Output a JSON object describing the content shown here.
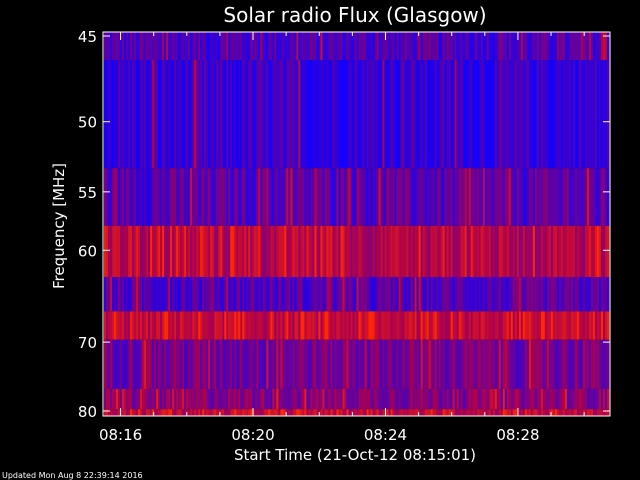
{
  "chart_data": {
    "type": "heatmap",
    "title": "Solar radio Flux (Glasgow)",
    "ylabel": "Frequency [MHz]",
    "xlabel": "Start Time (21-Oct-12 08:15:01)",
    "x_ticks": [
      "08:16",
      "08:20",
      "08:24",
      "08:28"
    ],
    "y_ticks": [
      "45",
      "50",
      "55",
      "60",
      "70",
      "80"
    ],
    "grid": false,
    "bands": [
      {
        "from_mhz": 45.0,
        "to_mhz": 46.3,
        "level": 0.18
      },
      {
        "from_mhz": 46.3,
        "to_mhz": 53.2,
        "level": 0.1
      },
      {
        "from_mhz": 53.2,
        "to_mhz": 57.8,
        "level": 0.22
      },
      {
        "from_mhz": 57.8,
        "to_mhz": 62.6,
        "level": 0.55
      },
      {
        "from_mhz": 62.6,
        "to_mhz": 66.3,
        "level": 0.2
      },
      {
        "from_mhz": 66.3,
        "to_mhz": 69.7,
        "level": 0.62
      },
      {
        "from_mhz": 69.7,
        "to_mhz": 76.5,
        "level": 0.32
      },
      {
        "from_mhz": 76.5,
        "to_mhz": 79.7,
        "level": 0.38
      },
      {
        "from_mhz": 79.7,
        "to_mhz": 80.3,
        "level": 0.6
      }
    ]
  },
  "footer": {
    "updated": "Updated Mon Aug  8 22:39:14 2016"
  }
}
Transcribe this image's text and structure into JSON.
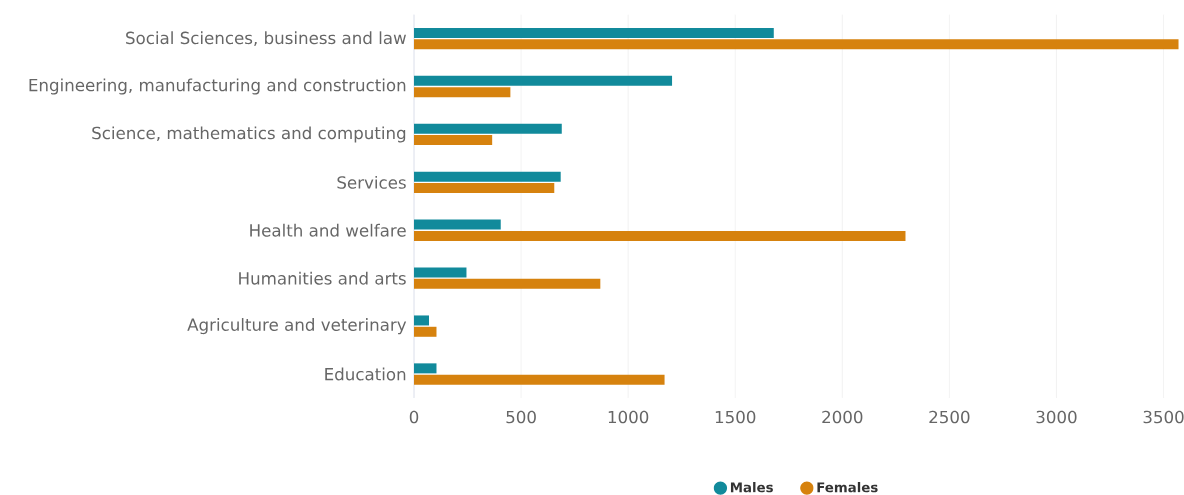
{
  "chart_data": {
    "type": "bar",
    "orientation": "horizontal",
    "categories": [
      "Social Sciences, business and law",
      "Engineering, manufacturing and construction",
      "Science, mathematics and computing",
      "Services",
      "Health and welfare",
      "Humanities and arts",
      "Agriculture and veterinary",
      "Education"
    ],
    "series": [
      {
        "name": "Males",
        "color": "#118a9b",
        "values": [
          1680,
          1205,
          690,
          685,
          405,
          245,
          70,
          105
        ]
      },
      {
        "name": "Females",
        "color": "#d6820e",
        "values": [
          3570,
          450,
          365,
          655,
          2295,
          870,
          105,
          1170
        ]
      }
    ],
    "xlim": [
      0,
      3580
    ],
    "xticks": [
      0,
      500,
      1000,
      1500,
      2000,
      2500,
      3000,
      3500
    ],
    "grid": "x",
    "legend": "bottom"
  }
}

══════

**SHORT PROBLEM**:
Every line of the listing that holds "JSON" should be found and copied.

**OUTPUT FOR THIS TASK**:
Output a JSON object describing the content shown here.
Transcribe this image's text and structure into JSON.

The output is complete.